(Records contained in a dataset)
.....

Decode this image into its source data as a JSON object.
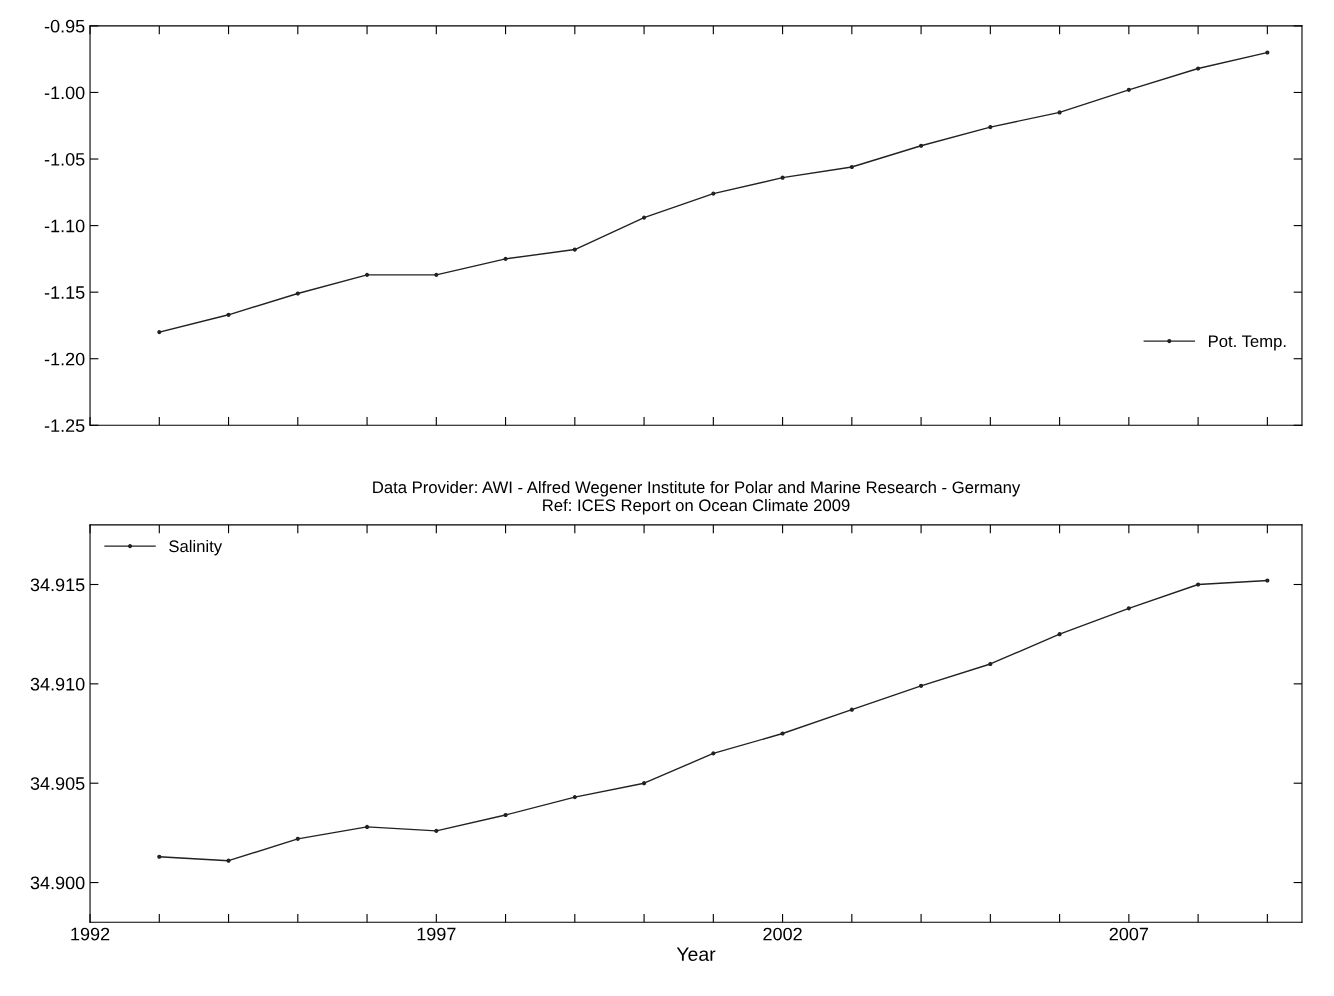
{
  "chart_data": [
    {
      "type": "line",
      "x": [
        1993,
        1994,
        1995,
        1996,
        1997,
        1998,
        1999,
        2000,
        2001,
        2002,
        2003,
        2004,
        2005,
        2006,
        2007,
        2008,
        2009
      ],
      "series": [
        {
          "name": "Pot. Temp.",
          "color": "#222222",
          "values": [
            -1.18,
            -1.167,
            -1.151,
            -1.137,
            -1.137,
            -1.125,
            -1.118,
            -1.094,
            -1.076,
            -1.064,
            -1.056,
            -1.04,
            -1.026,
            -1.015,
            -0.998,
            -0.982,
            -0.97
          ]
        }
      ],
      "xlim": [
        1992,
        2009.5
      ],
      "xticks": [
        1992,
        1993,
        1994,
        1995,
        1996,
        1997,
        1998,
        1999,
        2000,
        2001,
        2002,
        2003,
        2004,
        2005,
        2006,
        2007,
        2008,
        2009
      ],
      "ylim": [
        -1.25,
        -0.95
      ],
      "yticks": [
        {
          "value": -1.25,
          "label": "-1.25"
        },
        {
          "value": -1.2,
          "label": "-1.20"
        },
        {
          "value": -1.15,
          "label": "-1.15"
        },
        {
          "value": -1.1,
          "label": "-1.10"
        },
        {
          "value": -1.05,
          "label": "-1.05"
        },
        {
          "value": -1.0,
          "label": "-1.00"
        },
        {
          "value": -0.95,
          "label": "-0.95"
        }
      ],
      "tick_labels": "y",
      "legend": "bottom right",
      "marker": "circle",
      "line_style": "solid",
      "grid": false
    },
    {
      "type": "line",
      "title": "Data Provider: AWI - Alfred Wegener Institute for Polar and Marine Research - Germany\nRef: ICES Report on Ocean Climate 2009",
      "xlabel": "Year",
      "x": [
        1993,
        1994,
        1995,
        1996,
        1997,
        1998,
        1999,
        2000,
        2001,
        2002,
        2003,
        2004,
        2005,
        2006,
        2007,
        2008,
        2009
      ],
      "series": [
        {
          "name": "Salinity",
          "color": "#222222",
          "values": [
            34.9013,
            34.9011,
            34.9022,
            34.9028,
            34.9026,
            34.9034,
            34.9043,
            34.905,
            34.9065,
            34.9075,
            34.9087,
            34.9099,
            34.911,
            34.9125,
            34.9138,
            34.915,
            34.9152
          ]
        }
      ],
      "xlim": [
        1992,
        2009.5
      ],
      "xticks": [
        1992,
        {
          "value": 1993,
          "label": null
        },
        {
          "value": 1994,
          "label": null
        },
        {
          "value": 1995,
          "label": null
        },
        {
          "value": 1996,
          "label": null
        },
        1997,
        {
          "value": 1998,
          "label": null
        },
        {
          "value": 1999,
          "label": null
        },
        {
          "value": 2000,
          "label": null
        },
        {
          "value": 2001,
          "label": null
        },
        2002,
        {
          "value": 2003,
          "label": null
        },
        {
          "value": 2004,
          "label": null
        },
        {
          "value": 2005,
          "label": null
        },
        {
          "value": 2006,
          "label": null
        },
        2007,
        {
          "value": 2008,
          "label": null
        },
        {
          "value": 2009,
          "label": null
        }
      ],
      "ylim": [
        34.898,
        34.918
      ],
      "yticks": [
        {
          "value": 34.9,
          "label": "34.900"
        },
        {
          "value": 34.905,
          "label": "34.905"
        },
        {
          "value": 34.91,
          "label": "34.910"
        },
        {
          "value": 34.915,
          "label": "34.915"
        }
      ],
      "legend": "top left",
      "marker": "circle",
      "line_style": "solid",
      "grid": false
    }
  ]
}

.....

== Problem to solve ==
Write out the material above again, word for word, minus its pictures.

== Answer to the problem ==
Decode this image into its source data as a JSON object.
{
  "chart_data": [
    {
      "type": "line",
      "x": [
        1993,
        1994,
        1995,
        1996,
        1997,
        1998,
        1999,
        2000,
        2001,
        2002,
        2003,
        2004,
        2005,
        2006,
        2007,
        2008,
        2009
      ],
      "series": [
        {
          "name": "Pot. Temp.",
          "color": "#222222",
          "values": [
            -1.18,
            -1.167,
            -1.151,
            -1.137,
            -1.137,
            -1.125,
            -1.118,
            -1.094,
            -1.076,
            -1.064,
            -1.056,
            -1.04,
            -1.026,
            -1.015,
            -0.998,
            -0.982,
            -0.97
          ]
        }
      ],
      "xlim": [
        1992,
        2009.5
      ],
      "xticks": [
        1992,
        1993,
        1994,
        1995,
        1996,
        1997,
        1998,
        1999,
        2000,
        2001,
        2002,
        2003,
        2004,
        2005,
        2006,
        2007,
        2008,
        2009
      ],
      "ylim": [
        -1.25,
        -0.95
      ],
      "yticks": [
        {
          "value": -1.25,
          "label": "-1.25"
        },
        {
          "value": -1.2,
          "label": "-1.20"
        },
        {
          "value": -1.15,
          "label": "-1.15"
        },
        {
          "value": -1.1,
          "label": "-1.10"
        },
        {
          "value": -1.05,
          "label": "-1.05"
        },
        {
          "value": -1.0,
          "label": "-1.00"
        },
        {
          "value": -0.95,
          "label": "-0.95"
        }
      ],
      "tick_labels": "y",
      "legend": "bottom right",
      "marker": "circle",
      "line_style": "solid",
      "grid": false
    },
    {
      "type": "line",
      "title": "Data Provider: AWI - Alfred Wegener Institute for Polar and Marine Research - Germany\nRef: ICES Report on Ocean Climate 2009",
      "xlabel": "Year",
      "x": [
        1993,
        1994,
        1995,
        1996,
        1997,
        1998,
        1999,
        2000,
        2001,
        2002,
        2003,
        2004,
        2005,
        2006,
        2007,
        2008,
        2009
      ],
      "series": [
        {
          "name": "Salinity",
          "color": "#222222",
          "values": [
            34.9013,
            34.9011,
            34.9022,
            34.9028,
            34.9026,
            34.9034,
            34.9043,
            34.905,
            34.9065,
            34.9075,
            34.9087,
            34.9099,
            34.911,
            34.9125,
            34.9138,
            34.915,
            34.9152
          ]
        }
      ],
      "xlim": [
        1992,
        2009.5
      ],
      "xticks": [
        1992,
        {
          "value": 1993,
          "label": null
        },
        {
          "value": 1994,
          "label": null
        },
        {
          "value": 1995,
          "label": null
        },
        {
          "value": 1996,
          "label": null
        },
        1997,
        {
          "value": 1998,
          "label": null
        },
        {
          "value": 1999,
          "label": null
        },
        {
          "value": 2000,
          "label": null
        },
        {
          "value": 2001,
          "label": null
        },
        2002,
        {
          "value": 2003,
          "label": null
        },
        {
          "value": 2004,
          "label": null
        },
        {
          "value": 2005,
          "label": null
        },
        {
          "value": 2006,
          "label": null
        },
        2007,
        {
          "value": 2008,
          "label": null
        },
        {
          "value": 2009,
          "label": null
        }
      ],
      "ylim": [
        34.898,
        34.918
      ],
      "yticks": [
        {
          "value": 34.9,
          "label": "34.900"
        },
        {
          "value": 34.905,
          "label": "34.905"
        },
        {
          "value": 34.91,
          "label": "34.910"
        },
        {
          "value": 34.915,
          "label": "34.915"
        }
      ],
      "legend": "top left",
      "marker": "circle",
      "line_style": "solid",
      "grid": false
    }
  ]
}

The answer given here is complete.